■ Data
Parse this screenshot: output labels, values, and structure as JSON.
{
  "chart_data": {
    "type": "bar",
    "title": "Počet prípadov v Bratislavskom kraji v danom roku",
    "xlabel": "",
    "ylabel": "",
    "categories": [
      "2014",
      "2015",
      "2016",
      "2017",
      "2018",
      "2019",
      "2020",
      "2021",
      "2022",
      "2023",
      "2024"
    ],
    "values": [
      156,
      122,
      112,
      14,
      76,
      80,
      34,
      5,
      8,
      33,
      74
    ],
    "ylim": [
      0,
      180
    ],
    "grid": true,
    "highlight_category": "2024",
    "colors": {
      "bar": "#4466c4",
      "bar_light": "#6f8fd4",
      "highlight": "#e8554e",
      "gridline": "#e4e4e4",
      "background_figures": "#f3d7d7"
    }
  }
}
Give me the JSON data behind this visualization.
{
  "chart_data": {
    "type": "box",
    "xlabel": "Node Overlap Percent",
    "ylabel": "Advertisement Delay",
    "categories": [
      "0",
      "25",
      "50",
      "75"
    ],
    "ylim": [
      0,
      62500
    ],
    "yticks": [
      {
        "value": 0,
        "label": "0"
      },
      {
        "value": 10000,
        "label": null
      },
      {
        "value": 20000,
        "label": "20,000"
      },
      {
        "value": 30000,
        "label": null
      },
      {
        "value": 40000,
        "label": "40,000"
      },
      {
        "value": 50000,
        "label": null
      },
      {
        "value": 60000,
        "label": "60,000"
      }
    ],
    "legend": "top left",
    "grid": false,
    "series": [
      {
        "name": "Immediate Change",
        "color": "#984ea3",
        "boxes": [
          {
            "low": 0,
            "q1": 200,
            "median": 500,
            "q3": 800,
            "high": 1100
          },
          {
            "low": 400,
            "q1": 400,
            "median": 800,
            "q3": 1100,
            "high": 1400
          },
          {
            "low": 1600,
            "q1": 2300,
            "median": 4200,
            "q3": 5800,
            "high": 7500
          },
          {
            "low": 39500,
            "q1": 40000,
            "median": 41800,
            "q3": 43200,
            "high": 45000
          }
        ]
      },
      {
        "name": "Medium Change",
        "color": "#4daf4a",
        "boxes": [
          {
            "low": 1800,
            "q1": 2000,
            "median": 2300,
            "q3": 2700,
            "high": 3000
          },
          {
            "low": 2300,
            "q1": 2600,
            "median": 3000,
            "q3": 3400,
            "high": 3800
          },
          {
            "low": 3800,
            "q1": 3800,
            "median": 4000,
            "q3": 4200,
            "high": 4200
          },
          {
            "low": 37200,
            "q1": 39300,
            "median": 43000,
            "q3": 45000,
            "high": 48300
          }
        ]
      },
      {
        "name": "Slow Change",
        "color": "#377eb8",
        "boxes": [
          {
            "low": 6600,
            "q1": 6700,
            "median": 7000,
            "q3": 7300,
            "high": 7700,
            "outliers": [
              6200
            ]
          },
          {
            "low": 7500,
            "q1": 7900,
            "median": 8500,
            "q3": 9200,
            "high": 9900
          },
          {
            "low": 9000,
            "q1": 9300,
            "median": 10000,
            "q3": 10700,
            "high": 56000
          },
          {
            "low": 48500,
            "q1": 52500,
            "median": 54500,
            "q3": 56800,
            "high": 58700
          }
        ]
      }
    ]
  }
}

■ Required work
Write out the material from the first line to the last, exactly.

■ Problem solution
Parse this screenshot: output labels, values, and structure as JSON.
{
  "chart_data": {
    "type": "bar",
    "title": "Počet prípadov v Bratislavskom kraji v danom roku",
    "xlabel": "",
    "ylabel": "",
    "categories": [
      "2014",
      "2015",
      "2016",
      "2017",
      "2018",
      "2019",
      "2020",
      "2021",
      "2022",
      "2023",
      "2024"
    ],
    "values": [
      156,
      122,
      112,
      14,
      76,
      80,
      34,
      5,
      8,
      33,
      74
    ],
    "ylim": [
      0,
      180
    ],
    "grid": true,
    "highlight_category": "2024",
    "colors": {
      "bar": "#4466c4",
      "bar_light": "#6f8fd4",
      "highlight": "#e8554e",
      "gridline": "#e4e4e4",
      "background_figures": "#f3d7d7"
    }
  }
}
Give me the JSON data behind this visualization.
{
  "chart_data": {
    "type": "box",
    "xlabel": "Node Overlap Percent",
    "ylabel": "Advertisement Delay",
    "categories": [
      "0",
      "25",
      "50",
      "75"
    ],
    "ylim": [
      0,
      62500
    ],
    "yticks": [
      {
        "value": 0,
        "label": "0"
      },
      {
        "value": 10000,
        "label": null
      },
      {
        "value": 20000,
        "label": "20,000"
      },
      {
        "value": 30000,
        "label": null
      },
      {
        "value": 40000,
        "label": "40,000"
      },
      {
        "value": 50000,
        "label": null
      },
      {
        "value": 60000,
        "label": "60,000"
      }
    ],
    "legend": "top left",
    "grid": false,
    "series": [
      {
        "name": "Immediate Change",
        "color": "#984ea3",
        "boxes": [
          {
            "low": 0,
            "q1": 200,
            "median": 500,
            "q3": 800,
            "high": 1100
          },
          {
            "low": 400,
            "q1": 400,
            "median": 800,
            "q3": 1100,
            "high": 1400
          },
          {
            "low": 1600,
            "q1": 2300,
            "median": 4200,
            "q3": 5800,
            "high": 7500
          },
          {
            "low": 39500,
            "q1": 40000,
            "median": 41800,
            "q3": 43200,
            "high": 45000
          }
        ]
      },
      {
        "name": "Medium Change",
        "color": "#4daf4a",
        "boxes": [
          {
            "low": 1800,
            "q1": 2000,
            "median": 2300,
            "q3": 2700,
            "high": 3000
          },
          {
            "low": 2300,
            "q1": 2600,
            "median": 3000,
            "q3": 3400,
            "high": 3800
          },
          {
            "low": 3800,
            "q1": 3800,
            "median": 4000,
            "q3": 4200,
            "high": 4200
          },
          {
            "low": 37200,
            "q1": 39300,
            "median": 43000,
            "q3": 45000,
            "high": 48300
          }
        ]
      },
      {
        "name": "Slow Change",
        "color": "#377eb8",
        "boxes": [
          {
            "low": 6600,
            "q1": 6700,
            "median": 7000,
            "q3": 7300,
            "high": 7700,
            "outliers": [
              6200
            ]
          },
          {
            "low": 7500,
            "q1": 7900,
            "median": 8500,
            "q3": 9200,
            "high": 9900
          },
          {
            "low": 9000,
            "q1": 9300,
            "median": 10000,
            "q3": 10700,
            "high": 56000
          },
          {
            "low": 48500,
            "q1": 52500,
            "median": 54500,
            "q3": 56800,
            "high": 58700
          }
        ]
      }
    ]
  }
}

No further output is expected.